Present the data once more in exactly its original form.

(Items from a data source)
************
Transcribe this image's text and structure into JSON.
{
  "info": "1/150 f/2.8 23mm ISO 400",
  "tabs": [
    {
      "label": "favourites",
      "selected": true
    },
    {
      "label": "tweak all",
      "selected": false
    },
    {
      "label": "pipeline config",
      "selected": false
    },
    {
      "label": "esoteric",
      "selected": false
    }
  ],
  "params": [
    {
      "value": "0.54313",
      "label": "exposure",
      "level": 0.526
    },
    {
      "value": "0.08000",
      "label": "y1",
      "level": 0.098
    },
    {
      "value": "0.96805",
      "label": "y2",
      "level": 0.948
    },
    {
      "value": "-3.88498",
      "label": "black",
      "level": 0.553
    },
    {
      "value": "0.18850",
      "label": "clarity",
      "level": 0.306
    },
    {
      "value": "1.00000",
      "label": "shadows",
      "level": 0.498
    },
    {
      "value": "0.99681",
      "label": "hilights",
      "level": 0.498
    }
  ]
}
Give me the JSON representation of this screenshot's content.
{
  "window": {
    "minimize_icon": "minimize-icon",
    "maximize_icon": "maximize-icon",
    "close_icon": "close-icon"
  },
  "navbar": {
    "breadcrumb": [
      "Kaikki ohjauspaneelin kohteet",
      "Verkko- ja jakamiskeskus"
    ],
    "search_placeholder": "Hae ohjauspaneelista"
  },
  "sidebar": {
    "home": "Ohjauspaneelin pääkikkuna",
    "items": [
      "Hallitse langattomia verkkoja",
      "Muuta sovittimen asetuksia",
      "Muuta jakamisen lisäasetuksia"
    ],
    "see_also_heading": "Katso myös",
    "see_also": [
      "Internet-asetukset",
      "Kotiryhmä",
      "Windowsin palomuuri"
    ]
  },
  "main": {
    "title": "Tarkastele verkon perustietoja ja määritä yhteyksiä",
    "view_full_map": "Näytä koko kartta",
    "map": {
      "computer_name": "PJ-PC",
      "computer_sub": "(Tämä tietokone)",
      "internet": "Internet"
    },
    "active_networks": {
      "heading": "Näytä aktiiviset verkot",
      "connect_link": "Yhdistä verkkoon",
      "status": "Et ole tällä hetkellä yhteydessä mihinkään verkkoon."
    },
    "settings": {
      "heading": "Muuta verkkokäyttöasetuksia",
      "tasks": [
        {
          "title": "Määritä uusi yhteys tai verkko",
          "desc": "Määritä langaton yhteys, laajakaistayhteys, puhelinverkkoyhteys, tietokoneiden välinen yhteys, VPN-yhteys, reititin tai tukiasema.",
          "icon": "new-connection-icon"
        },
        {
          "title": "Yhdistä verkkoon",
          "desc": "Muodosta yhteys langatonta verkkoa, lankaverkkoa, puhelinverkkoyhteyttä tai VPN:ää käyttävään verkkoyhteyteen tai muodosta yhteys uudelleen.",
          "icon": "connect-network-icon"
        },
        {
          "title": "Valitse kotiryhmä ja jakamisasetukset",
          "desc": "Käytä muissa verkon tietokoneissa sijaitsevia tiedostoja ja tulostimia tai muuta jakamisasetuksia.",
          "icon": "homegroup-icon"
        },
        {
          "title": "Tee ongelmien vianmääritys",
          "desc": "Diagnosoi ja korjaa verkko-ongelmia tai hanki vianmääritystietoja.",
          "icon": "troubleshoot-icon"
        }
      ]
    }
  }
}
************
• Response to this exercise:
Transcribe this image's text and structure into JSON.
{
  "info": "1/150 f/2.8 23mm ISO 400",
  "tabs": [
    {
      "label": "favourites",
      "selected": true
    },
    {
      "label": "tweak all",
      "selected": false
    },
    {
      "label": "pipeline config",
      "selected": false
    },
    {
      "label": "esoteric",
      "selected": false
    }
  ],
  "params": [
    {
      "value": "0.54313",
      "label": "exposure",
      "level": 0.526
    },
    {
      "value": "0.08000",
      "label": "y1",
      "level": 0.098
    },
    {
      "value": "0.96805",
      "label": "y2",
      "level": 0.948
    },
    {
      "value": "-3.88498",
      "label": "black",
      "level": 0.553
    },
    {
      "value": "0.18850",
      "label": "clarity",
      "level": 0.306
    },
    {
      "value": "1.00000",
      "label": "shadows",
      "level": 0.498
    },
    {
      "value": "0.99681",
      "label": "hilights",
      "level": 0.498
    }
  ]
}
Give me the JSON representation of this screenshot's content.
{
  "window": {
    "minimize_icon": "minimize-icon",
    "maximize_icon": "maximize-icon",
    "close_icon": "close-icon"
  },
  "navbar": {
    "breadcrumb": [
      "Kaikki ohjauspaneelin kohteet",
      "Verkko- ja jakamiskeskus"
    ],
    "search_placeholder": "Hae ohjauspaneelista"
  },
  "sidebar": {
    "home": "Ohjauspaneelin pääkikkuna",
    "items": [
      "Hallitse langattomia verkkoja",
      "Muuta sovittimen asetuksia",
      "Muuta jakamisen lisäasetuksia"
    ],
    "see_also_heading": "Katso myös",
    "see_also": [
      "Internet-asetukset",
      "Kotiryhmä",
      "Windowsin palomuuri"
    ]
  },
  "main": {
    "title": "Tarkastele verkon perustietoja ja määritä yhteyksiä",
    "view_full_map": "Näytä koko kartta",
    "map": {
      "computer_name": "PJ-PC",
      "computer_sub": "(Tämä tietokone)",
      "internet": "Internet"
    },
    "active_networks": {
      "heading": "Näytä aktiiviset verkot",
      "connect_link": "Yhdistä verkkoon",
      "status": "Et ole tällä hetkellä yhteydessä mihinkään verkkoon."
    },
    "settings": {
      "heading": "Muuta verkkokäyttöasetuksia",
      "tasks": [
        {
          "title": "Määritä uusi yhteys tai verkko",
          "desc": "Määritä langaton yhteys, laajakaistayhteys, puhelinverkkoyhteys, tietokoneiden välinen yhteys, VPN-yhteys, reititin tai tukiasema.",
          "icon": "new-connection-icon"
        },
        {
          "title": "Yhdistä verkkoon",
          "desc": "Muodosta yhteys langatonta verkkoa, lankaverkkoa, puhelinverkkoyhteyttä tai VPN:ää käyttävään verkkoyhteyteen tai muodosta yhteys uudelleen.",
          "icon": "connect-network-icon"
        },
        {
          "title": "Valitse kotiryhmä ja jakamisasetukset",
          "desc": "Käytä muissa verkon tietokoneissa sijaitsevia tiedostoja ja tulostimia tai muuta jakamisasetuksia.",
          "icon": "homegroup-icon"
        },
        {
          "title": "Tee ongelmien vianmääritys",
          "desc": "Diagnosoi ja korjaa verkko-ongelmia tai hanki vianmääritystietoja.",
          "icon": "troubleshoot-icon"
        }
      ]
    }
  }
}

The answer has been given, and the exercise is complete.